--- TASK TO CARRY OUT ---
The exercise asks for every line of the data to be reproduced exactly.

--- MATERIAL TO PROCESS ---
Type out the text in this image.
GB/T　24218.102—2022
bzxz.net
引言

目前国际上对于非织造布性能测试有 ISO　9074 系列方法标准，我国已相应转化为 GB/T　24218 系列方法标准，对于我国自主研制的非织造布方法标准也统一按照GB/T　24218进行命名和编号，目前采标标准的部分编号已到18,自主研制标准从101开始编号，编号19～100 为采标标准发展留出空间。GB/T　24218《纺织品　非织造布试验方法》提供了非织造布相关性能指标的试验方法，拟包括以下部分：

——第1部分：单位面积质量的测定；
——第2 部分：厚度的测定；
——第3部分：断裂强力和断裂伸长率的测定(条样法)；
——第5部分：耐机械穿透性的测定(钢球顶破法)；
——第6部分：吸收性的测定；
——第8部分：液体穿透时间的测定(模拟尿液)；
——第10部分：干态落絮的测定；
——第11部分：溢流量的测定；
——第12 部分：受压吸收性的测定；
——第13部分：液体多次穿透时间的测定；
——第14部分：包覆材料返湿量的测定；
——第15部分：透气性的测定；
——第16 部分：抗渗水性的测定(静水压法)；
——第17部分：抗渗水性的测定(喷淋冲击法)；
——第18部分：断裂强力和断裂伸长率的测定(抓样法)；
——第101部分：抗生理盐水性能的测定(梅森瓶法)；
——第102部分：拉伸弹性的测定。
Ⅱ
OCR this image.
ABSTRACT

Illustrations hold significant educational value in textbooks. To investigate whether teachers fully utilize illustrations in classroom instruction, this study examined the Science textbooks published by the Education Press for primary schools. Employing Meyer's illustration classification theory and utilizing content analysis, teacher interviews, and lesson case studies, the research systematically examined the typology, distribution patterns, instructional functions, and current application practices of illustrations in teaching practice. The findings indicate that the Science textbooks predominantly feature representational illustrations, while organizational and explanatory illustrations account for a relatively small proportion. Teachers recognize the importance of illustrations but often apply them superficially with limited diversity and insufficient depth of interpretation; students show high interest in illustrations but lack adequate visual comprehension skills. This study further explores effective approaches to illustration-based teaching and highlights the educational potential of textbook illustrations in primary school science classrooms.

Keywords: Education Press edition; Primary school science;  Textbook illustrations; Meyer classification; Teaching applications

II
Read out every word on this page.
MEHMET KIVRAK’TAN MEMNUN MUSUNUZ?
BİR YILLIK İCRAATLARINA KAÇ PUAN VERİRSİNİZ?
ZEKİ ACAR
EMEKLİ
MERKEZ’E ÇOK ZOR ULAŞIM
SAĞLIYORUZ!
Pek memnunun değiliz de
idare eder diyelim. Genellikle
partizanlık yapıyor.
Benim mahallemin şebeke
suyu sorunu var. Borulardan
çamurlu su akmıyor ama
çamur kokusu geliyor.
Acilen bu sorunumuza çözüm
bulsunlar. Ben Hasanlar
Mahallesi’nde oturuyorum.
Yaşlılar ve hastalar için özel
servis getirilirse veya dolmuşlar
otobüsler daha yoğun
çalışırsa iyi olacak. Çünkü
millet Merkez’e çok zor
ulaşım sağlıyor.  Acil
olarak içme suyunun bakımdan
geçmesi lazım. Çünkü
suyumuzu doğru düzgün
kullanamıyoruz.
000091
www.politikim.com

--- FULL SOLUTION ---
Type out the text in this image.
GB/T　24218.102—2022
bzxz.net
引言

目前国际上对于非织造布性能测试有 ISO　9074 系列方法标准，我国已相应转化为 GB/T　24218 系列方法标准，对于我国自主研制的非织造布方法标准也统一按照GB/T　24218进行命名和编号，目前采标标准的部分编号已到18,自主研制标准从101开始编号，编号19～100 为采标标准发展留出空间。GB/T　24218《纺织品　非织造布试验方法》提供了非织造布相关性能指标的试验方法，拟包括以下部分：

——第1部分：单位面积质量的测定；
——第2 部分：厚度的测定；
——第3部分：断裂强力和断裂伸长率的测定(条样法)；
——第5部分：耐机械穿透性的测定(钢球顶破法)；
——第6部分：吸收性的测定；
——第8部分：液体穿透时间的测定(模拟尿液)；
——第10部分：干态落絮的测定；
——第11部分：溢流量的测定；
——第12 部分：受压吸收性的测定；
——第13部分：液体多次穿透时间的测定；
——第14部分：包覆材料返湿量的测定；
——第15部分：透气性的测定；
——第16 部分：抗渗水性的测定(静水压法)；
——第17部分：抗渗水性的测定(喷淋冲击法)；
——第18部分：断裂强力和断裂伸长率的测定(抓样法)；
——第101部分：抗生理盐水性能的测定(梅森瓶法)；
——第102部分：拉伸弹性的测定。
Ⅱ
OCR this image.
ABSTRACT

Illustrations hold significant educational value in textbooks. To investigate whether teachers fully utilize illustrations in classroom instruction, this study examined the Science textbooks published by the Education Press for primary schools. Employing Meyer's illustration classification theory and utilizing content analysis, teacher interviews, and lesson case studies, the research systematically examined the typology, distribution patterns, instructional functions, and current application practices of illustrations in teaching practice. The findings indicate that the Science textbooks predominantly feature representational illustrations, while organizational and explanatory illustrations account for a relatively small proportion. Teachers recognize the importance of illustrations but often apply them superficially with limited diversity and insufficient depth of interpretation; students show high interest in illustrations but lack adequate visual comprehension skills. This study further explores effective approaches to illustration-based teaching and highlights the educational potential of textbook illustrations in primary school science classrooms.

Keywords: Education Press edition; Primary school science;  Textbook illustrations; Meyer classification; Teaching applications

II
Read out every word on this page.
MEHMET KIVRAK’TAN MEMNUN MUSUNUZ?
BİR YILLIK İCRAATLARINA KAÇ PUAN VERİRSİNİZ?
ZEKİ ACAR
EMEKLİ
MERKEZ’E ÇOK ZOR ULAŞIM
SAĞLIYORUZ!
Pek memnunun değiliz de
idare eder diyelim. Genellikle
partizanlık yapıyor.
Benim mahallemin şebeke
suyu sorunu var. Borulardan
çamurlu su akmıyor ama
çamur kokusu geliyor.
Acilen bu sorunumuza çözüm
bulsunlar. Ben Hasanlar
Mahallesi’nde oturuyorum.
Yaşlılar ve hastalar için özel
servis getirilirse veya dolmuşlar
otobüsler daha yoğun
çalışırsa iyi olacak. Çünkü
millet Merkez’e çok zor
ulaşım sağlıyor.  Acil
olarak içme suyunun bakımdan
geçmesi lazım. Çünkü
suyumuzu doğru düzgün
kullanamıyoruz.
000091
www.politikim.com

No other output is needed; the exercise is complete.